◆ Work instructions
Retype the complete listing exactly as it appears.

Stored data entries
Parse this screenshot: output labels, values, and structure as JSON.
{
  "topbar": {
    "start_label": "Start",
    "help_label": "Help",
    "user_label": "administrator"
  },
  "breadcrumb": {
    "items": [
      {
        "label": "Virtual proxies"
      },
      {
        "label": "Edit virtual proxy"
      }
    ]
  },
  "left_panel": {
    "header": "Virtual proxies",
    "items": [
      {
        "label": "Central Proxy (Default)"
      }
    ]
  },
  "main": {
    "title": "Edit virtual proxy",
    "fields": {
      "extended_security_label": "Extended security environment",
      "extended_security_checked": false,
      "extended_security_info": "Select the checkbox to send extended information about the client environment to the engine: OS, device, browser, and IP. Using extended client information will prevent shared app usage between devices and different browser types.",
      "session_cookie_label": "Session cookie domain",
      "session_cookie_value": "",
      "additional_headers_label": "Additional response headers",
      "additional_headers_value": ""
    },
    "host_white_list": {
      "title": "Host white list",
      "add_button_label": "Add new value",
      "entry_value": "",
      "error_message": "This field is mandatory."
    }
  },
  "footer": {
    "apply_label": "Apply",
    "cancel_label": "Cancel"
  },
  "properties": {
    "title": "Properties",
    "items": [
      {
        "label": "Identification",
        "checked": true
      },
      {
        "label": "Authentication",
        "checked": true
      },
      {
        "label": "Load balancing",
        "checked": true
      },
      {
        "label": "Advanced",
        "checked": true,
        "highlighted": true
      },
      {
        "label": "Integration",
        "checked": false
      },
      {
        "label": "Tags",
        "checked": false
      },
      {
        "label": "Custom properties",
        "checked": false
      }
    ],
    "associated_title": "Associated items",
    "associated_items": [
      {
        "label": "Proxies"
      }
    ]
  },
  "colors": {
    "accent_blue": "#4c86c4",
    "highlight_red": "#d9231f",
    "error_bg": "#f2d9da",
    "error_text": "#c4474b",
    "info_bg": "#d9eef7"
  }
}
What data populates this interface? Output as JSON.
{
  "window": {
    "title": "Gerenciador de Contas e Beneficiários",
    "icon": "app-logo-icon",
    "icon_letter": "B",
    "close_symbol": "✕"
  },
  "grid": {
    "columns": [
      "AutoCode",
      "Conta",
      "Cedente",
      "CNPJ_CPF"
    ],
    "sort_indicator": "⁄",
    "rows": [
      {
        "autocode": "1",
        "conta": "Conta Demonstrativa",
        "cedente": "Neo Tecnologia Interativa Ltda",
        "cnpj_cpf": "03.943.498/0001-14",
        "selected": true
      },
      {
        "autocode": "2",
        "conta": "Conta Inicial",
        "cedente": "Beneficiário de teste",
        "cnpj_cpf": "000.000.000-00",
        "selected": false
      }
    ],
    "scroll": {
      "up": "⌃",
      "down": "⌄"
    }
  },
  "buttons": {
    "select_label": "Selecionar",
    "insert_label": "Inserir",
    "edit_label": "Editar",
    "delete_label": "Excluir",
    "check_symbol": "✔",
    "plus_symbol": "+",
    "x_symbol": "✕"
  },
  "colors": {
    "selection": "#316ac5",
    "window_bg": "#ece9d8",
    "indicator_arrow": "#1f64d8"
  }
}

◆ Response below
Parse this screenshot: output labels, values, and structure as JSON.
{
  "topbar": {
    "start_label": "Start",
    "help_label": "Help",
    "user_label": "administrator"
  },
  "breadcrumb": {
    "items": [
      {
        "label": "Virtual proxies"
      },
      {
        "label": "Edit virtual proxy"
      }
    ]
  },
  "left_panel": {
    "header": "Virtual proxies",
    "items": [
      {
        "label": "Central Proxy (Default)"
      }
    ]
  },
  "main": {
    "title": "Edit virtual proxy",
    "fields": {
      "extended_security_label": "Extended security environment",
      "extended_security_checked": false,
      "extended_security_info": "Select the checkbox to send extended information about the client environment to the engine: OS, device, browser, and IP. Using extended client information will prevent shared app usage between devices and different browser types.",
      "session_cookie_label": "Session cookie domain",
      "session_cookie_value": "",
      "additional_headers_label": "Additional response headers",
      "additional_headers_value": ""
    },
    "host_white_list": {
      "title": "Host white list",
      "add_button_label": "Add new value",
      "entry_value": "",
      "error_message": "This field is mandatory."
    }
  },
  "footer": {
    "apply_label": "Apply",
    "cancel_label": "Cancel"
  },
  "properties": {
    "title": "Properties",
    "items": [
      {
        "label": "Identification",
        "checked": true
      },
      {
        "label": "Authentication",
        "checked": true
      },
      {
        "label": "Load balancing",
        "checked": true
      },
      {
        "label": "Advanced",
        "checked": true,
        "highlighted": true
      },
      {
        "label": "Integration",
        "checked": false
      },
      {
        "label": "Tags",
        "checked": false
      },
      {
        "label": "Custom properties",
        "checked": false
      }
    ],
    "associated_title": "Associated items",
    "associated_items": [
      {
        "label": "Proxies"
      }
    ]
  },
  "colors": {
    "accent_blue": "#4c86c4",
    "highlight_red": "#d9231f",
    "error_bg": "#f2d9da",
    "error_text": "#c4474b",
    "info_bg": "#d9eef7"
  }
}
What data populates this interface? Output as JSON.
{
  "window": {
    "title": "Gerenciador de Contas e Beneficiários",
    "icon": "app-logo-icon",
    "icon_letter": "B",
    "close_symbol": "✕"
  },
  "grid": {
    "columns": [
      "AutoCode",
      "Conta",
      "Cedente",
      "CNPJ_CPF"
    ],
    "sort_indicator": "⁄",
    "rows": [
      {
        "autocode": "1",
        "conta": "Conta Demonstrativa",
        "cedente": "Neo Tecnologia Interativa Ltda",
        "cnpj_cpf": "03.943.498/0001-14",
        "selected": true
      },
      {
        "autocode": "2",
        "conta": "Conta Inicial",
        "cedente": "Beneficiário de teste",
        "cnpj_cpf": "000.000.000-00",
        "selected": false
      }
    ],
    "scroll": {
      "up": "⌃",
      "down": "⌄"
    }
  },
  "buttons": {
    "select_label": "Selecionar",
    "insert_label": "Inserir",
    "edit_label": "Editar",
    "delete_label": "Excluir",
    "check_symbol": "✔",
    "plus_symbol": "+",
    "x_symbol": "✕"
  },
  "colors": {
    "selection": "#316ac5",
    "window_bg": "#ece9d8",
    "indicator_arrow": "#1f64d8"
  }
}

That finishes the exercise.